Your goal:
Identify every line in the records below that contains the word "izle", and reproduce each one.

** START OF Provided records **

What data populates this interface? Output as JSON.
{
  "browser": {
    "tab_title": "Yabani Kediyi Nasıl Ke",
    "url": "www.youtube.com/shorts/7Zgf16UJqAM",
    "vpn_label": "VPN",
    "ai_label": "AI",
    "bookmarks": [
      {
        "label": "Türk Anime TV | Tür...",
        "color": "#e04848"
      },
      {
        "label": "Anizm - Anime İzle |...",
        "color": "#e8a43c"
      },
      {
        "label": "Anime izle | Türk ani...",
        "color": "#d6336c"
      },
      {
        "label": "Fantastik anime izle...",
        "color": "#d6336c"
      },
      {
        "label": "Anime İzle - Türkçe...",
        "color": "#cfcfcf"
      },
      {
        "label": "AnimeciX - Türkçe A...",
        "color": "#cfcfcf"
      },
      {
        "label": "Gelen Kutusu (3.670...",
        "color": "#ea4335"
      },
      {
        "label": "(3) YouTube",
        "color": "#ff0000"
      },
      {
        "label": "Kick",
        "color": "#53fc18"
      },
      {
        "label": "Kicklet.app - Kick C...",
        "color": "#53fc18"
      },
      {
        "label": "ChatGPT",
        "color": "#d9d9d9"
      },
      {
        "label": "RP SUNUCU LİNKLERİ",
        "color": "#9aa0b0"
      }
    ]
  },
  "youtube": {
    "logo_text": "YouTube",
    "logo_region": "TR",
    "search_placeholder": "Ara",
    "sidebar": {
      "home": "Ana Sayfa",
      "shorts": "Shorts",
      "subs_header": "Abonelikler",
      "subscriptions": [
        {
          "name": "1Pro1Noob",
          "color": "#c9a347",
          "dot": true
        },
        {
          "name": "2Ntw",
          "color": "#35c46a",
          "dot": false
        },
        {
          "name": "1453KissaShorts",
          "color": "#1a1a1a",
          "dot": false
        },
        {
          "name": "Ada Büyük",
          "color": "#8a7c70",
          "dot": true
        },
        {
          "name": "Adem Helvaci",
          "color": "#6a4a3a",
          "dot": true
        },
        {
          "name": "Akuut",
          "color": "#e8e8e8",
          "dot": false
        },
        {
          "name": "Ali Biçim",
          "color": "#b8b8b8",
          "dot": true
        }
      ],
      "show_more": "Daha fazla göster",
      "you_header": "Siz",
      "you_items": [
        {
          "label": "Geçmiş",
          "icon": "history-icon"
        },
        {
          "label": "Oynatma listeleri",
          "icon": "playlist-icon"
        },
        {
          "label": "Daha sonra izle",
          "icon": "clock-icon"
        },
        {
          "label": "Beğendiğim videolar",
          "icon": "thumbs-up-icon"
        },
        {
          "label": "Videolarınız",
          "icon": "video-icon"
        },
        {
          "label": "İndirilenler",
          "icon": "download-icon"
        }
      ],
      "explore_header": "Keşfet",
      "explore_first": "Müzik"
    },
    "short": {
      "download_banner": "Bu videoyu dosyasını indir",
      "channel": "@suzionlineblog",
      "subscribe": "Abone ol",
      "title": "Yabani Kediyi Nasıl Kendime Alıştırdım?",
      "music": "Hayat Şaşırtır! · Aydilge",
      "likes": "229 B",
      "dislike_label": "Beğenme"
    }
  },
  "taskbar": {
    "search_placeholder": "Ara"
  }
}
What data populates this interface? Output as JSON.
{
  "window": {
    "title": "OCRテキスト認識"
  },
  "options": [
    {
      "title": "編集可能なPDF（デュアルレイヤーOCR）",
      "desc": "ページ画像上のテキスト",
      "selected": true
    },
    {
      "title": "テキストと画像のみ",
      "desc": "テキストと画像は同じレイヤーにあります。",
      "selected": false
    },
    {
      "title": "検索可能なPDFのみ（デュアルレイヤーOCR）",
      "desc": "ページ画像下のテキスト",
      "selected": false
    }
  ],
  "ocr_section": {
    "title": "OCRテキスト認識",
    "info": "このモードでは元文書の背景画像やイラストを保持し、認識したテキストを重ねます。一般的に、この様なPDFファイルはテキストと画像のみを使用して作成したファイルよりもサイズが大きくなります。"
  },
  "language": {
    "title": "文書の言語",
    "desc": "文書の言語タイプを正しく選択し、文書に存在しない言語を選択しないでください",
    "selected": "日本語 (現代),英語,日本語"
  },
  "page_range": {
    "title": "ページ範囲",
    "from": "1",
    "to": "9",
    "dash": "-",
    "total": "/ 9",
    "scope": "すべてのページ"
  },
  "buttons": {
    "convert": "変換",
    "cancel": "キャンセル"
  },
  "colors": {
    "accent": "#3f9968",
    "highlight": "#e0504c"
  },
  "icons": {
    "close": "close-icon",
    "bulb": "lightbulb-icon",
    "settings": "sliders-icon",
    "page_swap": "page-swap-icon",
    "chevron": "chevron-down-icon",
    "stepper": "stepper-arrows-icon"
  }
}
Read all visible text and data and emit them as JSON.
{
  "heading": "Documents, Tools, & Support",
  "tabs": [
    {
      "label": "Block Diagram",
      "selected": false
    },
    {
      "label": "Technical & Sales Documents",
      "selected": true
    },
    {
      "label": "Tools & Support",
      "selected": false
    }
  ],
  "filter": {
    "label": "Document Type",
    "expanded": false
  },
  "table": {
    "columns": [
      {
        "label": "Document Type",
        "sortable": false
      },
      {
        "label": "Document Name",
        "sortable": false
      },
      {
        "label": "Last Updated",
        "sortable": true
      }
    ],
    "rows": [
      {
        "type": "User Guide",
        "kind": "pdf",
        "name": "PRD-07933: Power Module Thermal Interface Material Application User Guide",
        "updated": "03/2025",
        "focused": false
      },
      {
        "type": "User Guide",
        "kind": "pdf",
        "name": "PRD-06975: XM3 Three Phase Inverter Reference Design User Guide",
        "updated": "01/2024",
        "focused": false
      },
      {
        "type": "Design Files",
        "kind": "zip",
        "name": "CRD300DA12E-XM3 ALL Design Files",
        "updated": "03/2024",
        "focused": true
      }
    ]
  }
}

** END OF Provided records **

Task solution:
        "label": "Anime izle | Türk ani...",
        "label": "Fantastik anime izle...",
          "label": "Daha sonra izle",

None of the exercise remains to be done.